- **SHORT TASK**: Copy each record exactly as it reads, leaving out any pictures it holds.

- **DATA PROVIDED**:
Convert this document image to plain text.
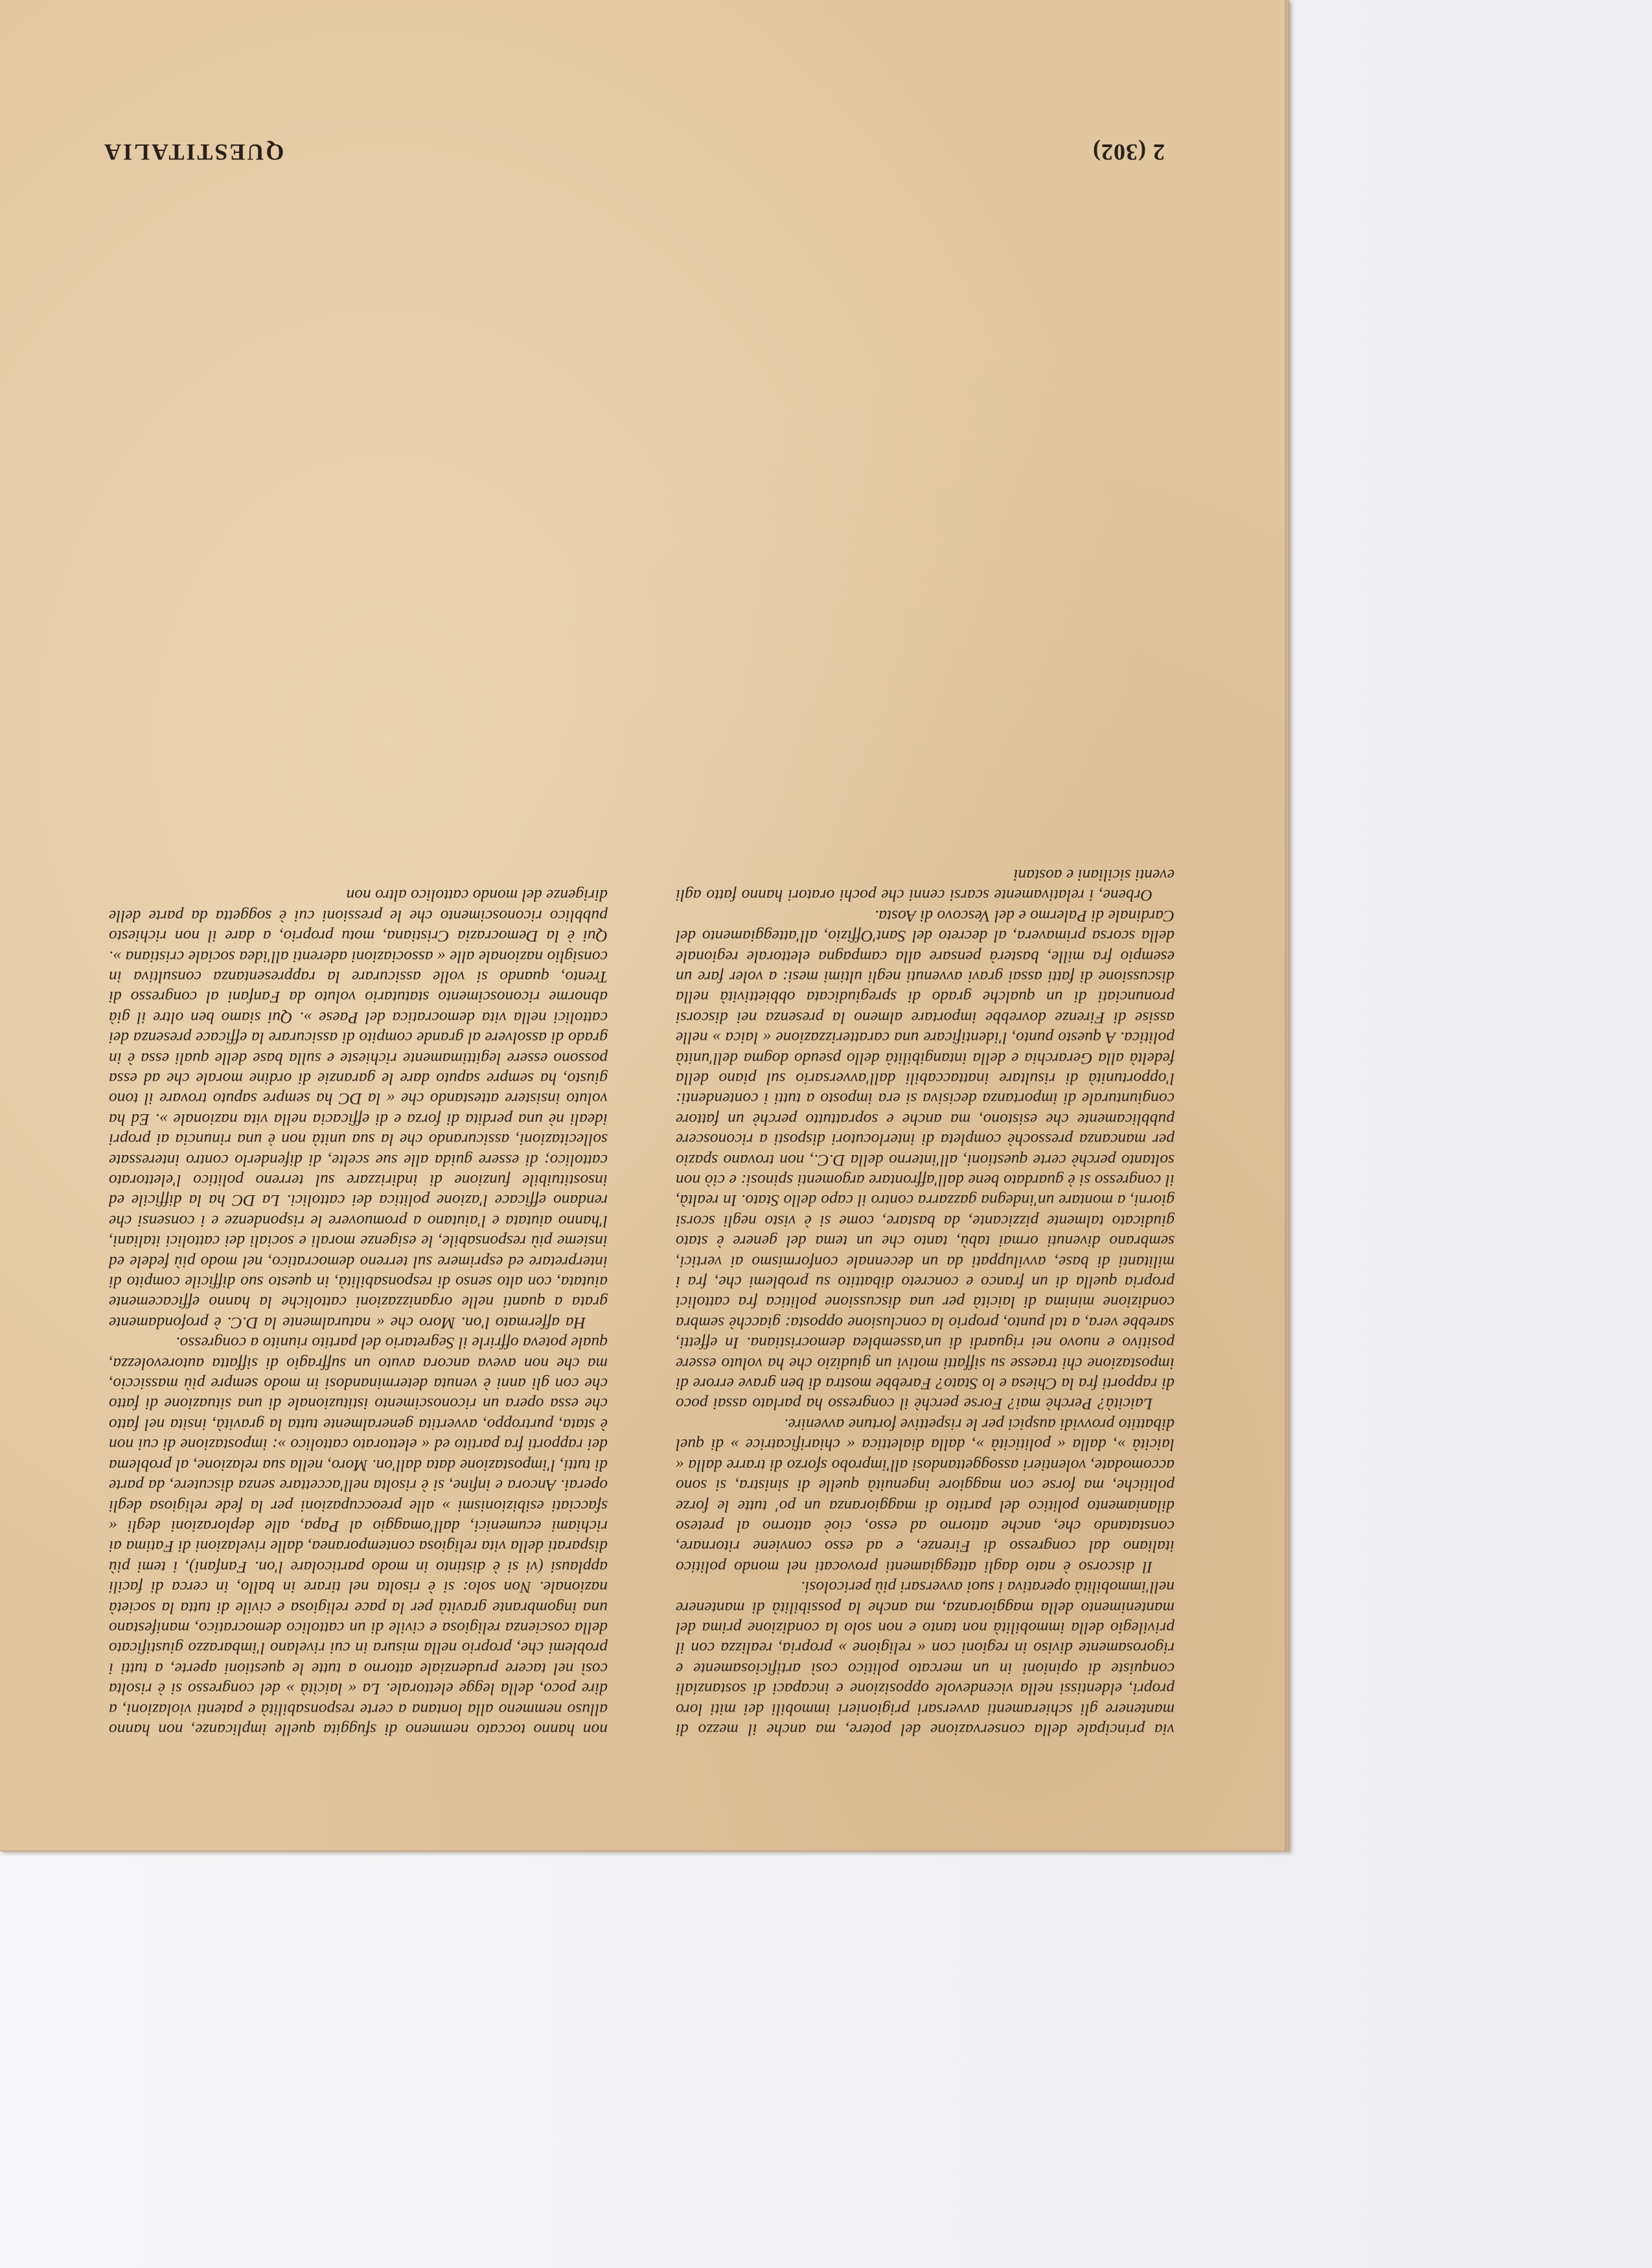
2 (302)
QUESTITALIA

via principale della conservazione del potere, ma anche il mezzo di mantenere gli schieramenti avversari prigionieri immobili dei miti loro propri, eldentissi nella vicendevole opposizione e incapaci di sostanziali conquiste di opinioni in un mercato politico così artificiosamente e rigorosamente diviso in regioni con « religione » propria, realizza con il privilegio della immobilità non tanto e non solo la condizione prima del mantenimento della maggioranza, ma anche la possibilità di mantenere nell'immobilità operativa i suoi avversari più pericolosi.

Il discorso è nato dagli atteggiamenti provocati nel mondo politico italiano dal congresso di Firenze, e ad esso conviene ritornare, constatando che, anche attorno ad esso, cioè attorno al preteso dilaniamento politico del partito di maggioranza un po' tutte le forze politiche, ma forse con maggiore ingenuità quelle di sinistra, si sono accomodate, volentieri assoggettandosi all'improbo sforzo di trarre dalla « laicità », dalla « politicità », dalla dialettica « chiarificatrice » di quel dibattito provvidi auspici per le rispettive fortune avvenire.

Laicità? Perchè mai? Forse perchè il congresso ha parlato assai poco di rapporti fra la Chiesa e lo Stato? Farebbe mostra di ben grave errore di impostazione chi traesse su siffatti motivi un giudizio che ha voluto essere positivo e nuovo nei riguardi di un'assemblea democristiana. In effetti, sarebbe vera, a tal punto, proprio la conclusione opposta: giacchè sembra condizione minima di laicità per una discussione politica fra cattolici propria quella di un franco e concreto dibattito su problemi che, fra i militanti di base, avviluppati da un decennale conformismo ai vertici, sembrano divenuti ormai tabù, tanto che un tema del genere è stato giudicato talmente pizzicante, da bastare, come si è visto negli scorsi giorni, a montare un'indegna gazzarra contro il capo dello Stato. In realtà, il congresso si è guardato bene dall'affrontare argomenti spinosi: e ciò non soltanto perchè certe questioni, all'interno della D.C., non trovano spazio per mancanza pressochè completa di interlocutori disposti a riconoscere pubblicamente che esistono, ma anche e soprattutto perchè un fattore congiunturale di importanza decisiva si era imposto a tutti i contendenti: l'opportunità di risultare inattaccabili dall'avversario sul piano della fedeltà alla Gerarchia e della intangibilità dello pseudo dogma dell'unità politica. A questo punto, l'identificare una caratterizzazione « laica » nelle assise di Firenze dovrebbe importare almeno la presenza nei discorsi pronunciati di un qualche grado di spregiudicata obbiettività nella discussione di fatti assai gravi avvenuti negli ultimi mesi: a voler fare un esempio fra mille, basterà pensare alla campagna elettorale regionale della scorsa primavera, al decreto del Sant'Offizio, all'atteggiamento del Cardinale di Palermo e del Vescovo di Aosta.

Orbene, i relativamente scarsi cenni che pochi oratori hanno fatto agli eventi siciliani e aostani

non hanno toccato nemmeno di sfuggita quelle implicanze, non hanno alluso nemmeno alla lontana a certe responsabilità e patenti violazioni, a dire poco, della legge elettorale. La « laicità » del congresso si è risolta così nel tacere prudenziale attorno a tutte le questioni aperte, a tutti i problemi che, proprio nella misura in cui rivelano l'imbarazzo giustificato della coscienza religiosa e civile di un cattolico democratico, manifestano una ingombrante gravità per la pace religiosa e civile di tutta la società nazionale. Non solo: si è risolta nel tirare in ballo, in cerca di facili applausi (vi si è distinto in modo particolare l'on. Fanfani), i temi più disparati della vita religiosa contemporanea, dalle rivelazioni di Fatima ai richiami ecumenici, dall'omaggio al Papa, alle deplorazioni degli « sfacciati esibizionismi » alle preoccupazioni per la fede religiosa degli operai. Ancora e infine, si è risolta nell'accettare senza discutere, da parte di tutti, l'impostazione data dall'on. Moro, nella sua relazione, al problema dei rapporti fra partito ed « elettorato cattolico »: impostazione di cui non è stata, purtroppo, avvertita generalmente tutta la gravità, insita nel fatto che essa opera un riconoscimento istituzionale di una situazione di fatto che con gli anni è venuta determinandosi in modo sempre più massiccio, ma che non aveva ancora avuto un suffragio di siffatta autorevolezza, quale poteva offrirle il Segretario del partito riunito a congresso.

Ha affermato l'on. Moro che « naturalmente la D.C. è profondamente grata a quanti nelle organizzazioni cattoliche la hanno efficacemente aiutata, con alto senso di responsabilità, in questo suo difficile compito di interpretare ed esprimere sul terreno democratico, nel modo più fedele ed insieme più responsabile, le esigenze morali e sociali dei cattolici italiani, l'hanno aiutata e l'aiutano a promuovere le rispondenze e i consensi che rendano efficace l'azione politica dei cattolici. La DC ha la difficile ed insostituibile funzione di indirizzare sul terreno politico l'elettorato cattolico; di essere guida alle sue scelte, di difenderlo contro interessate sollecitazioni, assicurando che la sua unità non è una rinuncia ai propri ideali nè una perdita di forza e di efficacia nella vita nazionale ». Ed ha voluto insistere attestando che « la DC ha sempre saputo trovare il tono giusto, ha sempre saputo dare le garanzie di ordine morale che ad essa possono essere legittimamente richieste e sulla base delle quali essa è in grado di assolvere al grande compito di assicurare la efficace presenza dei cattolici nella vita democratica del Paese ». Qui siamo ben oltre il già abnorme riconoscimento statutario voluto da Fanfani al congresso di Trento, quando si volle assicurare la rappresentanza consultiva in consiglio nazionale alle « associazioni aderenti all'idea sociale cristiana ». Qui è la Democrazia Cristiana, motu proprio, a dare il non richiesto pubblico riconoscimento che le pressioni cui è soggetta da parte delle dirigenze del mondo cattolico altro non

- **WRITTEN RESPONSE**:
Convert this document image to plain text.
2 (302)
QUESTITALIA

via principale della conservazione del potere, ma anche il mezzo di mantenere gli schieramenti avversari prigionieri immobili dei miti loro propri, eldentissi nella vicendevole opposizione e incapaci di sostanziali conquiste di opinioni in un mercato politico così artificiosamente e rigorosamente diviso in regioni con « religione » propria, realizza con il privilegio della immobilità non tanto e non solo la condizione prima del mantenimento della maggioranza, ma anche la possibilità di mantenere nell'immobilità operativa i suoi avversari più pericolosi.

Il discorso è nato dagli atteggiamenti provocati nel mondo politico italiano dal congresso di Firenze, e ad esso conviene ritornare, constatando che, anche attorno ad esso, cioè attorno al preteso dilaniamento politico del partito di maggioranza un po' tutte le forze politiche, ma forse con maggiore ingenuità quelle di sinistra, si sono accomodate, volentieri assoggettandosi all'improbo sforzo di trarre dalla « laicità », dalla « politicità », dalla dialettica « chiarificatrice » di quel dibattito provvidi auspici per le rispettive fortune avvenire.

Laicità? Perchè mai? Forse perchè il congresso ha parlato assai poco di rapporti fra la Chiesa e lo Stato? Farebbe mostra di ben grave errore di impostazione chi traesse su siffatti motivi un giudizio che ha voluto essere positivo e nuovo nei riguardi di un'assemblea democristiana. In effetti, sarebbe vera, a tal punto, proprio la conclusione opposta: giacchè sembra condizione minima di laicità per una discussione politica fra cattolici propria quella di un franco e concreto dibattito su problemi che, fra i militanti di base, avviluppati da un decennale conformismo ai vertici, sembrano divenuti ormai tabù, tanto che un tema del genere è stato giudicato talmente pizzicante, da bastare, come si è visto negli scorsi giorni, a montare un'indegna gazzarra contro il capo dello Stato. In realtà, il congresso si è guardato bene dall'affrontare argomenti spinosi: e ciò non soltanto perchè certe questioni, all'interno della D.C., non trovano spazio per mancanza pressochè completa di interlocutori disposti a riconoscere pubblicamente che esistono, ma anche e soprattutto perchè un fattore congiunturale di importanza decisiva si era imposto a tutti i contendenti: l'opportunità di risultare inattaccabili dall'avversario sul piano della fedeltà alla Gerarchia e della intangibilità dello pseudo dogma dell'unità politica. A questo punto, l'identificare una caratterizzazione « laica » nelle assise di Firenze dovrebbe importare almeno la presenza nei discorsi pronunciati di un qualche grado di spregiudicata obbiettività nella discussione di fatti assai gravi avvenuti negli ultimi mesi: a voler fare un esempio fra mille, basterà pensare alla campagna elettorale regionale della scorsa primavera, al decreto del Sant'Offizio, all'atteggiamento del Cardinale di Palermo e del Vescovo di Aosta.

Orbene, i relativamente scarsi cenni che pochi oratori hanno fatto agli eventi siciliani e aostani

non hanno toccato nemmeno di sfuggita quelle implicanze, non hanno alluso nemmeno alla lontana a certe responsabilità e patenti violazioni, a dire poco, della legge elettorale. La « laicità » del congresso si è risolta così nel tacere prudenziale attorno a tutte le questioni aperte, a tutti i problemi che, proprio nella misura in cui rivelano l'imbarazzo giustificato della coscienza religiosa e civile di un cattolico democratico, manifestano una ingombrante gravità per la pace religiosa e civile di tutta la società nazionale. Non solo: si è risolta nel tirare in ballo, in cerca di facili applausi (vi si è distinto in modo particolare l'on. Fanfani), i temi più disparati della vita religiosa contemporanea, dalle rivelazioni di Fatima ai richiami ecumenici, dall'omaggio al Papa, alle deplorazioni degli « sfacciati esibizionismi » alle preoccupazioni per la fede religiosa degli operai. Ancora e infine, si è risolta nell'accettare senza discutere, da parte di tutti, l'impostazione data dall'on. Moro, nella sua relazione, al problema dei rapporti fra partito ed « elettorato cattolico »: impostazione di cui non è stata, purtroppo, avvertita generalmente tutta la gravità, insita nel fatto che essa opera un riconoscimento istituzionale di una situazione di fatto che con gli anni è venuta determinandosi in modo sempre più massiccio, ma che non aveva ancora avuto un suffragio di siffatta autorevolezza, quale poteva offrirle il Segretario del partito riunito a congresso.

Ha affermato l'on. Moro che « naturalmente la D.C. è profondamente grata a quanti nelle organizzazioni cattoliche la hanno efficacemente aiutata, con alto senso di responsabilità, in questo suo difficile compito di interpretare ed esprimere sul terreno democratico, nel modo più fedele ed insieme più responsabile, le esigenze morali e sociali dei cattolici italiani, l'hanno aiutata e l'aiutano a promuovere le rispondenze e i consensi che rendano efficace l'azione politica dei cattolici. La DC ha la difficile ed insostituibile funzione di indirizzare sul terreno politico l'elettorato cattolico; di essere guida alle sue scelte, di difenderlo contro interessate sollecitazioni, assicurando che la sua unità non è una rinuncia ai propri ideali nè una perdita di forza e di efficacia nella vita nazionale ». Ed ha voluto insistere attestando che « la DC ha sempre saputo trovare il tono giusto, ha sempre saputo dare le garanzie di ordine morale che ad essa possono essere legittimamente richieste e sulla base delle quali essa è in grado di assolvere al grande compito di assicurare la efficace presenza dei cattolici nella vita democratica del Paese ». Qui siamo ben oltre il già abnorme riconoscimento statutario voluto da Fanfani al congresso di Trento, quando si volle assicurare la rappresentanza consultiva in consiglio nazionale alle « associazioni aderenti all'idea sociale cristiana ». Qui è la Democrazia Cristiana, motu proprio, a dare il non richiesto pubblico riconoscimento che le pressioni cui è soggetta da parte delle dirigenze del mondo cattolico altro non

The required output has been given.